** begin **

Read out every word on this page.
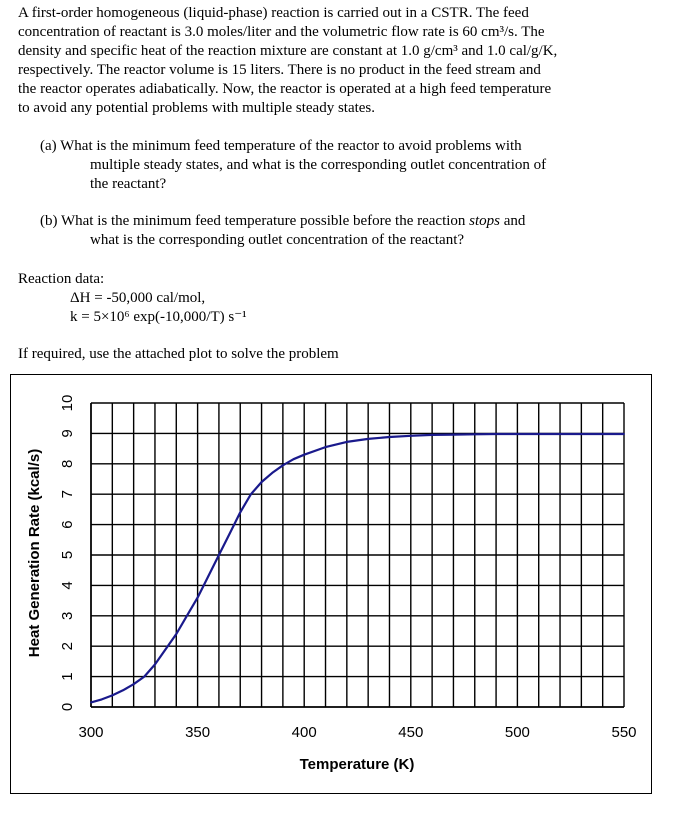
A first-order homogeneous (liquid-phase) reaction is carried out in a CSTR. The feed
concentration of reactant is 3.0 moles/liter and the volumetric flow rate is 60 cm³/s. The
density and specific heat of the reaction mixture are constant at 1.0 g/cm³ and 1.0 cal/g/K,
respectively. The reactor volume is 15 liters. There is no product in the feed stream and
the reactor operates adiabatically. Now, the reactor is operated at a high feed temperature
to avoid any potential problems with multiple steady states.
(a) What is the minimum feed temperature of the reactor to avoid problems with
multiple steady states, and what is the corresponding outlet concentration of
the reactant?
(b) What is the minimum feed temperature possible before the reaction stops and
what is the corresponding outlet concentration of the reactant?
Reaction data:
ΔH = -50,000 cal/mol,
k = 5×10⁶ exp(-10,000/T) s⁻¹
If required, use the attached plot to solve the problem
300	350	400	450	500	550
0
1
2
3
4
5
6
7
8
9
10
Temperature (K)
Heat Generation Rate (kcal/s)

** end **

§ **THE PROBLEM**: Print out every entry above without changing a word, and leave out the pictures.

§ **WRITTEN SOLUTION**:
Read out every word on this page.
A first-order homogeneous (liquid-phase) reaction is carried out in a CSTR. The feed
concentration of reactant is 3.0 moles/liter and the volumetric flow rate is 60 cm³/s. The
density and specific heat of the reaction mixture are constant at 1.0 g/cm³ and 1.0 cal/g/K,
respectively. The reactor volume is 15 liters. There is no product in the feed stream and
the reactor operates adiabatically. Now, the reactor is operated at a high feed temperature
to avoid any potential problems with multiple steady states.
(a) What is the minimum feed temperature of the reactor to avoid problems with
multiple steady states, and what is the corresponding outlet concentration of
the reactant?
(b) What is the minimum feed temperature possible before the reaction stops and
what is the corresponding outlet concentration of the reactant?
Reaction data:
ΔH = -50,000 cal/mol,
k = 5×10⁶ exp(-10,000/T) s⁻¹
If required, use the attached plot to solve the problem
300	350	400	450	500	550
0
1
2
3
4
5
6
7
8
9
10
Temperature (K)
Heat Generation Rate (kcal/s)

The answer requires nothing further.